Stated problem
How many lines of these entries hold the string "marker"? Reply with the number alone.

Structured figure records:
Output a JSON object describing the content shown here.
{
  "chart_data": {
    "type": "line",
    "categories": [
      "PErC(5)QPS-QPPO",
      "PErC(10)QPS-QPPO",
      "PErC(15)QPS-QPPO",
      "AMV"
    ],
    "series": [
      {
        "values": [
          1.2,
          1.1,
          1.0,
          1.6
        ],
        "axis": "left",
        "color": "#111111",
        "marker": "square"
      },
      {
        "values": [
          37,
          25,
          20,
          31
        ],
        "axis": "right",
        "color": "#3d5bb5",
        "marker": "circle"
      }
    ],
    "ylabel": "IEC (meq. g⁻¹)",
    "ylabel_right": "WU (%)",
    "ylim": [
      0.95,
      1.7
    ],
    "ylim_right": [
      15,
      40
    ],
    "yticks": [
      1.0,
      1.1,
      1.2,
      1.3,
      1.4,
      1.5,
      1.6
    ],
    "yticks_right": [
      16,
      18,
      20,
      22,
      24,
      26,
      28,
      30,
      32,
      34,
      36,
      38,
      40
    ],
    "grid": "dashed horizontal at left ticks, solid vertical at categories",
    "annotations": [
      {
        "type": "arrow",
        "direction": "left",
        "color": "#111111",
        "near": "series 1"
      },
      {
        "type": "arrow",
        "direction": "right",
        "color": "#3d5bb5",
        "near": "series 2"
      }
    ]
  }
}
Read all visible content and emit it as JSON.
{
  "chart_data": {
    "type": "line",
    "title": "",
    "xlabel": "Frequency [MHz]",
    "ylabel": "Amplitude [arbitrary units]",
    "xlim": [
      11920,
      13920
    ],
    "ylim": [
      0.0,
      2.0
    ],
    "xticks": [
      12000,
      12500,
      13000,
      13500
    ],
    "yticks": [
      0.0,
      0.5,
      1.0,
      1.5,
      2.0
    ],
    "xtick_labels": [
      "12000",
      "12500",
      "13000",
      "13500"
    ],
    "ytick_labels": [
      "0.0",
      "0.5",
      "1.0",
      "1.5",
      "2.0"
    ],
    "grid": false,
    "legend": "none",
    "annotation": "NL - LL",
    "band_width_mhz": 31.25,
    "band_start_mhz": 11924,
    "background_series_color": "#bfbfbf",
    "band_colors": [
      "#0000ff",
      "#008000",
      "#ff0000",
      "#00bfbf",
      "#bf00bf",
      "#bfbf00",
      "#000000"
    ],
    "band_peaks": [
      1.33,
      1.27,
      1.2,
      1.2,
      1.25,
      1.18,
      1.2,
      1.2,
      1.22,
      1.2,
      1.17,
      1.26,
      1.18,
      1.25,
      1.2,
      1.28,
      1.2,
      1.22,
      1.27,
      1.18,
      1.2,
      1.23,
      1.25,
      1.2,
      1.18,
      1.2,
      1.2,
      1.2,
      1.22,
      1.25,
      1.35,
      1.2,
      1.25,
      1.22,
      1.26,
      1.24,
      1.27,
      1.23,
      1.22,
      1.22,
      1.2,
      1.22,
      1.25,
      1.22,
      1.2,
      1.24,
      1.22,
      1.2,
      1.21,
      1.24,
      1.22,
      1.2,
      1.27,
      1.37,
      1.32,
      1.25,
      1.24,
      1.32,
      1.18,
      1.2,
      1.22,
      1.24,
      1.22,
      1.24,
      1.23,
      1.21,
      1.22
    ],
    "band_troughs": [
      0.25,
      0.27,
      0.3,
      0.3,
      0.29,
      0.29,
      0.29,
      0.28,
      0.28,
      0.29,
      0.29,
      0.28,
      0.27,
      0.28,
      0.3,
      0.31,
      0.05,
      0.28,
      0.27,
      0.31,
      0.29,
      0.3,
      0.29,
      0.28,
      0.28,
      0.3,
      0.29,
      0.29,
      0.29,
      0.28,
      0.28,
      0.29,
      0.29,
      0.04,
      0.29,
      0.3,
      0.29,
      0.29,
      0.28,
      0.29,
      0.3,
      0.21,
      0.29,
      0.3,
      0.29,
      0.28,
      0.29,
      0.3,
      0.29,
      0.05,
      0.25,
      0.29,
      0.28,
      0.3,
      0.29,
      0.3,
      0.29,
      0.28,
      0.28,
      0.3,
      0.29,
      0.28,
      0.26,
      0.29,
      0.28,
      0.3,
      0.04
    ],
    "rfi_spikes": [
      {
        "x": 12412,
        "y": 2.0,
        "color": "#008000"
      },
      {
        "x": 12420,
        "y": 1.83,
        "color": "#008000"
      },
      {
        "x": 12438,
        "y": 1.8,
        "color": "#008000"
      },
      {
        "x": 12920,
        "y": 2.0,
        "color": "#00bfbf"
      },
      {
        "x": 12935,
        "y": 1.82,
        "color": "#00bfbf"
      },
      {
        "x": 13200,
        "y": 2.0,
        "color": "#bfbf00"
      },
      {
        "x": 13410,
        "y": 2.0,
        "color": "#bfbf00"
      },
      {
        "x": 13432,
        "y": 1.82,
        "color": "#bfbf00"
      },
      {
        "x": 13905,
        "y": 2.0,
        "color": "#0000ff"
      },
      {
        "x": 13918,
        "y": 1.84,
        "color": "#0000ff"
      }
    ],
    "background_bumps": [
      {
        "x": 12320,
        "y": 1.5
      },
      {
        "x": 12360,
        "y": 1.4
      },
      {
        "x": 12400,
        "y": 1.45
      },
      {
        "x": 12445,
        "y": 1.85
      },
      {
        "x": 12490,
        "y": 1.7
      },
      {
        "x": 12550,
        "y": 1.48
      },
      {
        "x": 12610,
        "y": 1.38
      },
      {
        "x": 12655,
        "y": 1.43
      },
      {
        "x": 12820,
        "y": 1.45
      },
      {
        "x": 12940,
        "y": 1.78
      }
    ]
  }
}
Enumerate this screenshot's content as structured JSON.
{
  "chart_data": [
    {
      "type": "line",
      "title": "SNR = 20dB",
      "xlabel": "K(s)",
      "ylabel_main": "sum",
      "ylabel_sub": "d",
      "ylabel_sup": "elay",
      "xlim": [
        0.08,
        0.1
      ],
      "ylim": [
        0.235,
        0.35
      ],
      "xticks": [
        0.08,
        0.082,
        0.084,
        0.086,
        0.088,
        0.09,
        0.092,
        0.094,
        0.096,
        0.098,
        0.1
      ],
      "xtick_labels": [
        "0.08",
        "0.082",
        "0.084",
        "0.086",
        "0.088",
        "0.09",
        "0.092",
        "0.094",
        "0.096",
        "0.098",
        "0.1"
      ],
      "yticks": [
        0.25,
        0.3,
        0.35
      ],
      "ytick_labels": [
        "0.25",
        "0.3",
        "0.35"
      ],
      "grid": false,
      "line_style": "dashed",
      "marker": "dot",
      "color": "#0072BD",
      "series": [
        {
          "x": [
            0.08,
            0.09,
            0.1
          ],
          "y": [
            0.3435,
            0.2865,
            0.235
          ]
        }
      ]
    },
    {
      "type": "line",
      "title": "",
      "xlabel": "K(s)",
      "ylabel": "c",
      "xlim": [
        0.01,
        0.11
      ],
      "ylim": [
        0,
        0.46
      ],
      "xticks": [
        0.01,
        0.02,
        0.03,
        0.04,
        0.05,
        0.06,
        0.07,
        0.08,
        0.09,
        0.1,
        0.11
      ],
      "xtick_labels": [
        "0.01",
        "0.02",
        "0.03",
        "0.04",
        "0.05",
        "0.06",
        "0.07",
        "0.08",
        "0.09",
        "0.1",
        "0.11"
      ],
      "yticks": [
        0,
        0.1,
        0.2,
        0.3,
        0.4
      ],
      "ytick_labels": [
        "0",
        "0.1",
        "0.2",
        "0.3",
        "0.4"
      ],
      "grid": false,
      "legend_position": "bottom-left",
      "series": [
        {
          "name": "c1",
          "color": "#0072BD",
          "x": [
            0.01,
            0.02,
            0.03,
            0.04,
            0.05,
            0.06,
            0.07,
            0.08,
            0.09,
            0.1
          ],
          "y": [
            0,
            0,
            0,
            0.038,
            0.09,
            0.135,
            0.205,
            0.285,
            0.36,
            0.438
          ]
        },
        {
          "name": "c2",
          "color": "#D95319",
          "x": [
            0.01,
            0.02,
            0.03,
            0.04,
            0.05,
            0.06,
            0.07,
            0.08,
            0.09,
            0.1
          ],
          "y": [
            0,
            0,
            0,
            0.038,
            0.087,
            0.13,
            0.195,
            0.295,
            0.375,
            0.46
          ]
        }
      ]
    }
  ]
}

---

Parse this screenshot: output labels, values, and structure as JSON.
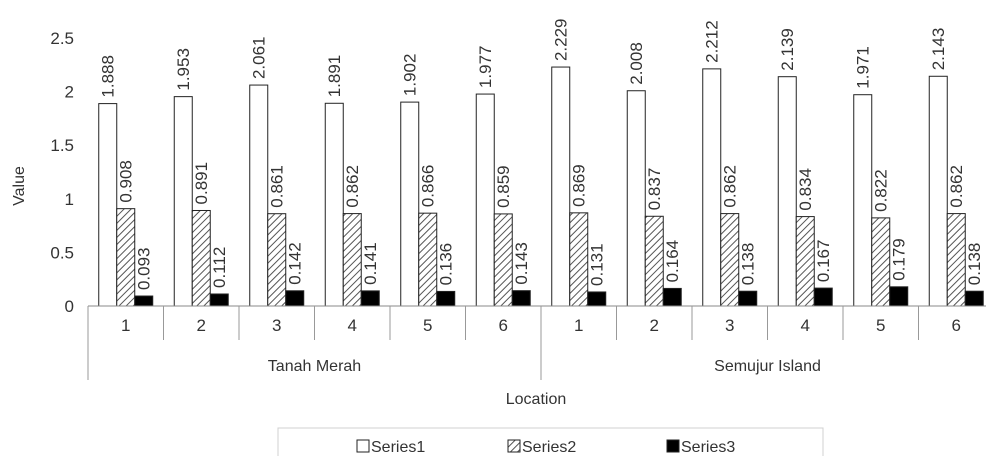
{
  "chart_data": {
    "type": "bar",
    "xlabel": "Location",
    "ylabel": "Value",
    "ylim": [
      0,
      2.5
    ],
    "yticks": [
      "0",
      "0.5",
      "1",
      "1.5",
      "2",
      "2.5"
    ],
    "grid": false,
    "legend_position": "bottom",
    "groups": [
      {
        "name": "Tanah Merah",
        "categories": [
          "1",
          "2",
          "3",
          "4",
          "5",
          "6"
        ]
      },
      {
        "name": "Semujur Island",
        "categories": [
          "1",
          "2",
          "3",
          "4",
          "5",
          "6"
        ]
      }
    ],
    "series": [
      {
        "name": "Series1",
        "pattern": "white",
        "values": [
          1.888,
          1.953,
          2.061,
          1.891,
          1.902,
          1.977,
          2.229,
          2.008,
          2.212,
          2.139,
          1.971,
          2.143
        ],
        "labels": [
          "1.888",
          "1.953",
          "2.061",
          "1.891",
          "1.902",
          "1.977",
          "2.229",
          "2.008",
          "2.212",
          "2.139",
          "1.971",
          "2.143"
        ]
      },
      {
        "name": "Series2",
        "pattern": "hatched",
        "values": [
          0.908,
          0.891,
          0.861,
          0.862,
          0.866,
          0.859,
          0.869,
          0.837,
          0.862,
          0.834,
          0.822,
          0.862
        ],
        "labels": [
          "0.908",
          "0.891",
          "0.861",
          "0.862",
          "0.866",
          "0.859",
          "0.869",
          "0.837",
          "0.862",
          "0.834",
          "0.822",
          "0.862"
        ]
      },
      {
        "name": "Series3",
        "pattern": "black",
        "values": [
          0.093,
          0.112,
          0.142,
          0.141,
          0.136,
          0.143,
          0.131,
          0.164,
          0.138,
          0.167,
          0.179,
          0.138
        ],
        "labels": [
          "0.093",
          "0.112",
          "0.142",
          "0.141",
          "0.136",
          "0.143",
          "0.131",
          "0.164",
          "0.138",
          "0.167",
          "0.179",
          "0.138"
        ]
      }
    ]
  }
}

Task solution
3